TASK INSTRUCTIONS:
1 - In the article on India's sanitation progress, how many rural households in India have gained access to toilets for the first time since 2014?
2 - Write the next few paragraphs of the article on India's sanitation progress, continuing after its final sentence.

UNICEF Executive Director Henrietta Fore on Monday broke inspiring news ahead of Mahatma Gandhis 150th birth year that India has driven the greatest increase in the use of toilets in South Asia "at any time in history" over the last decade with over 240 million people using them after abandoning open defecation.
The biggest contribution in this progress was by India with as many as 86 million rural households since 2014 having gained access to toilets for the first time. "Five lakh villages and hundreds of districts and 21 states and union territories are now open-defecation free," said Fore, who is on her maiden visit to India.
She was delivering the keynote address at the Mahatma Gandhi International Sanitation Convention. As many as 70 countries are participating in the four-day event, which began at the Pravasi Bharatiya Kendra in New Delhi, on September 30.
The UNICEF chief said the overall progress made by several countries was inspiring. "We're also seeing rapid results in Indonesia, Ethiopia, Nepal and Cambodia - all on track to eliminating open defecation by 2030. Or even earlier," she pointed out.
"Or Nigeria, Kenya, Niger, Burkina Faso, Togo and Mozambique - all have national roadmaps to deliver total access to sanitation, no matter where people live, no matter how distant or hard-to-reach their community might be," Fore noted with satisfaction.
In all, since 1990, 2.1 billion people globally have gained access to improved sanitation facilities. "A great result. One that improves health and nutrition outcomes for children, empowers women, boosts economic prosperity and growth for entire nations," Fore said.
The UNICEF chief, however, warned that this was still no time to celebrate.
"As we mark this progress, we must face a difficult fact: without urgent acceleration of our efforts, many countries will not reach the 2030 goal of sanitation for all.
"Especially when one in three people - 2.3 billion in all - still lack even a basic sanitation service. When 12 per cent of the world's population still practices open defecation. Or when nearly one quarter of all schools worldwide lack basic sanitation - risking the health and the lives of over 620 million children," she said.

EXCERPTED DATA:
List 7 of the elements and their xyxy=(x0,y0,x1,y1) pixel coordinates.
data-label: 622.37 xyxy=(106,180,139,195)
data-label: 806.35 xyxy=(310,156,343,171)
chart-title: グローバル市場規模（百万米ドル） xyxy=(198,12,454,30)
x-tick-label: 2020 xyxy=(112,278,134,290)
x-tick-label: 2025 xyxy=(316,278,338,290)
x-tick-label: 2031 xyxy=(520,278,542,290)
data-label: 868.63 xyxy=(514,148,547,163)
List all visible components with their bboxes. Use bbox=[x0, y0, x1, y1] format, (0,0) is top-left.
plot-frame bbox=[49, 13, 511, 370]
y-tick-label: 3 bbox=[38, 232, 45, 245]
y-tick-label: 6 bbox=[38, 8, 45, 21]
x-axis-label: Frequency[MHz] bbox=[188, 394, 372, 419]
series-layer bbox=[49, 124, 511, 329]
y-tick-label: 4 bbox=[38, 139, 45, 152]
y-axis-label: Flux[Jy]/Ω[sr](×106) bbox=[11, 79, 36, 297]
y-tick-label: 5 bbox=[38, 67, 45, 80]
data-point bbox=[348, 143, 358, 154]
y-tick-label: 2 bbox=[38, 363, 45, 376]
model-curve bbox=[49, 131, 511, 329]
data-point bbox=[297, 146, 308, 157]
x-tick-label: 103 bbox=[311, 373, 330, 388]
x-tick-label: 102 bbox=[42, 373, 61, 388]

OUTPUTS BY TASK:
1 - 86 million

2 -
"This is obviously a tragedy for the people affected. The children in rural areas or urban slums who have no choice but to practise open defecation because their communities lack basic services. Those who risk poor health and disease. Those children who are stunted by malnutrition in the earliest years. Or the girls who are denied an education because their schools lack separate toilets, or proper sanitation."
As always, the poorest and most disadvantaged are hardest hit. Lack of sanitation unfairly puts them at greater risk of disease and even death. "We also know that 90 per cent of those still practicing open defecation around the world live in 26 specific countries."
Fore said besides the human and social costs of poor sanitation, there was a huge economic cost involved. "According to the World Bank, poor sanitation results in an estimated global GDP loss of $260 billion annually, because of health costs and productivity losses."
She said the benefits of improved sanitation were significant.
"A recent study by the government of India found that within open-defecation free environments, households can save up to 50,000 rupees per year thanks to medical costs averted and time saved."
She announced that UNICEF had evolved "a specific, time-bound target: by 2021, our goal is to have 250 million fewer people practicing open defecation. This means improving sanitation in all the countries where we work - and we're committed to this."